Begin INPUT
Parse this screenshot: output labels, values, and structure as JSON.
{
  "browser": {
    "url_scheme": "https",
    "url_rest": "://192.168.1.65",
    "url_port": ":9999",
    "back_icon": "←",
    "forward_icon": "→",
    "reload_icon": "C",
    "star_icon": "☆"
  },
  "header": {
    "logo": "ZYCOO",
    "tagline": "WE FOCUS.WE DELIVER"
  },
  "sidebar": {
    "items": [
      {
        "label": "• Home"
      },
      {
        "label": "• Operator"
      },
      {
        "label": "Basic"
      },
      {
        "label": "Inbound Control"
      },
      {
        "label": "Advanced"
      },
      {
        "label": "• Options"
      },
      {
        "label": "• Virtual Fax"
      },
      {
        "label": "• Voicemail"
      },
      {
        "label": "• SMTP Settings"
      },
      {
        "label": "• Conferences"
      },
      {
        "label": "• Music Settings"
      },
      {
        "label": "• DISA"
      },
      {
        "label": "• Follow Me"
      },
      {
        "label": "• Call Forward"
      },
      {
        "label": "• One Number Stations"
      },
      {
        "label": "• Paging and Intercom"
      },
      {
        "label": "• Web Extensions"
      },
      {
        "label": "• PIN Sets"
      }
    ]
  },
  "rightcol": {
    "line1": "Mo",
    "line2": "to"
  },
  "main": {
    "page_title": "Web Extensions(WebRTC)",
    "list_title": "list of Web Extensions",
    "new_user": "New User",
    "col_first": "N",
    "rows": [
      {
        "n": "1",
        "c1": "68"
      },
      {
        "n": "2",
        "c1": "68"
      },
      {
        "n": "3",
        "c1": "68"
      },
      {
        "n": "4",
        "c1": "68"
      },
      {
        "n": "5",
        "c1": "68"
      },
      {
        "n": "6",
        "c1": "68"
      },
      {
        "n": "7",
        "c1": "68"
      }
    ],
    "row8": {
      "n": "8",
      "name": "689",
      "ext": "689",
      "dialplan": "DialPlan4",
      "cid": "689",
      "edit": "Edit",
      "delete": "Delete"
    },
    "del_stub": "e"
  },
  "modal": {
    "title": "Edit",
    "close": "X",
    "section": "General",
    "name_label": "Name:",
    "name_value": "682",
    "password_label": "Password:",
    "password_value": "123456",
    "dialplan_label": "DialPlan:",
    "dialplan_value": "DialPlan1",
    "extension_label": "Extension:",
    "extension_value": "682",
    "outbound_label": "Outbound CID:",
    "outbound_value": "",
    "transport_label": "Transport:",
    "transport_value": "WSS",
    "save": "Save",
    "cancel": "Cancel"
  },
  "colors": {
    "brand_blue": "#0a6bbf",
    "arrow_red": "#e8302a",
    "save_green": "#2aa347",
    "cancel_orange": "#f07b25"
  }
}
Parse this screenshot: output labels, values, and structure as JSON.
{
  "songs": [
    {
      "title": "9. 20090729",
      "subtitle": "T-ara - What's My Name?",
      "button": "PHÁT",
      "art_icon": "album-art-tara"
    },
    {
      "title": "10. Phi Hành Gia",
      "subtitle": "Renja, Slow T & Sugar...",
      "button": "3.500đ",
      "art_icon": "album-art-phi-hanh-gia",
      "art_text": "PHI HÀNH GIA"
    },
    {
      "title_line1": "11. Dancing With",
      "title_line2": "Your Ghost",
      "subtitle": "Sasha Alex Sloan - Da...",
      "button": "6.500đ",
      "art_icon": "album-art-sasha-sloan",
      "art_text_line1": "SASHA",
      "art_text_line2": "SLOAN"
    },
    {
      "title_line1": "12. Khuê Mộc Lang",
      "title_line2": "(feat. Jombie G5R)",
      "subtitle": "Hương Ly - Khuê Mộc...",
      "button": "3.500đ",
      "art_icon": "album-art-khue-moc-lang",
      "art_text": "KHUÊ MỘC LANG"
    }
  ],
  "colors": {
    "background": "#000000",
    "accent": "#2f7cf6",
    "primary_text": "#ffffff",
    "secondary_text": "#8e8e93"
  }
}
End INPUT
* **EXERCISE PROMPT**
From the first line to the last, retype the data exactly.

* **SOLUTION BELOW**
Parse this screenshot: output labels, values, and structure as JSON.
{
  "browser": {
    "url_scheme": "https",
    "url_rest": "://192.168.1.65",
    "url_port": ":9999",
    "back_icon": "←",
    "forward_icon": "→",
    "reload_icon": "C",
    "star_icon": "☆"
  },
  "header": {
    "logo": "ZYCOO",
    "tagline": "WE FOCUS.WE DELIVER"
  },
  "sidebar": {
    "items": [
      {
        "label": "• Home"
      },
      {
        "label": "• Operator"
      },
      {
        "label": "Basic"
      },
      {
        "label": "Inbound Control"
      },
      {
        "label": "Advanced"
      },
      {
        "label": "• Options"
      },
      {
        "label": "• Virtual Fax"
      },
      {
        "label": "• Voicemail"
      },
      {
        "label": "• SMTP Settings"
      },
      {
        "label": "• Conferences"
      },
      {
        "label": "• Music Settings"
      },
      {
        "label": "• DISA"
      },
      {
        "label": "• Follow Me"
      },
      {
        "label": "• Call Forward"
      },
      {
        "label": "• One Number Stations"
      },
      {
        "label": "• Paging and Intercom"
      },
      {
        "label": "• Web Extensions"
      },
      {
        "label": "• PIN Sets"
      }
    ]
  },
  "rightcol": {
    "line1": "Mo",
    "line2": "to"
  },
  "main": {
    "page_title": "Web Extensions(WebRTC)",
    "list_title": "list of Web Extensions",
    "new_user": "New User",
    "col_first": "N",
    "rows": [
      {
        "n": "1",
        "c1": "68"
      },
      {
        "n": "2",
        "c1": "68"
      },
      {
        "n": "3",
        "c1": "68"
      },
      {
        "n": "4",
        "c1": "68"
      },
      {
        "n": "5",
        "c1": "68"
      },
      {
        "n": "6",
        "c1": "68"
      },
      {
        "n": "7",
        "c1": "68"
      }
    ],
    "row8": {
      "n": "8",
      "name": "689",
      "ext": "689",
      "dialplan": "DialPlan4",
      "cid": "689",
      "edit": "Edit",
      "delete": "Delete"
    },
    "del_stub": "e"
  },
  "modal": {
    "title": "Edit",
    "close": "X",
    "section": "General",
    "name_label": "Name:",
    "name_value": "682",
    "password_label": "Password:",
    "password_value": "123456",
    "dialplan_label": "DialPlan:",
    "dialplan_value": "DialPlan1",
    "extension_label": "Extension:",
    "extension_value": "682",
    "outbound_label": "Outbound CID:",
    "outbound_value": "",
    "transport_label": "Transport:",
    "transport_value": "WSS",
    "save": "Save",
    "cancel": "Cancel"
  },
  "colors": {
    "brand_blue": "#0a6bbf",
    "arrow_red": "#e8302a",
    "save_green": "#2aa347",
    "cancel_orange": "#f07b25"
  }
}
Parse this screenshot: output labels, values, and structure as JSON.
{
  "songs": [
    {
      "title": "9. 20090729",
      "subtitle": "T-ara - What's My Name?",
      "button": "PHÁT",
      "art_icon": "album-art-tara"
    },
    {
      "title": "10. Phi Hành Gia",
      "subtitle": "Renja, Slow T & Sugar...",
      "button": "3.500đ",
      "art_icon": "album-art-phi-hanh-gia",
      "art_text": "PHI HÀNH GIA"
    },
    {
      "title_line1": "11. Dancing With",
      "title_line2": "Your Ghost",
      "subtitle": "Sasha Alex Sloan - Da...",
      "button": "6.500đ",
      "art_icon": "album-art-sasha-sloan",
      "art_text_line1": "SASHA",
      "art_text_line2": "SLOAN"
    },
    {
      "title_line1": "12. Khuê Mộc Lang",
      "title_line2": "(feat. Jombie G5R)",
      "subtitle": "Hương Ly - Khuê Mộc...",
      "button": "3.500đ",
      "art_icon": "album-art-khue-moc-lang",
      "art_text": "KHUÊ MỘC LANG"
    }
  ],
  "colors": {
    "background": "#000000",
    "accent": "#2f7cf6",
    "primary_text": "#ffffff",
    "secondary_text": "#8e8e93"
  }
}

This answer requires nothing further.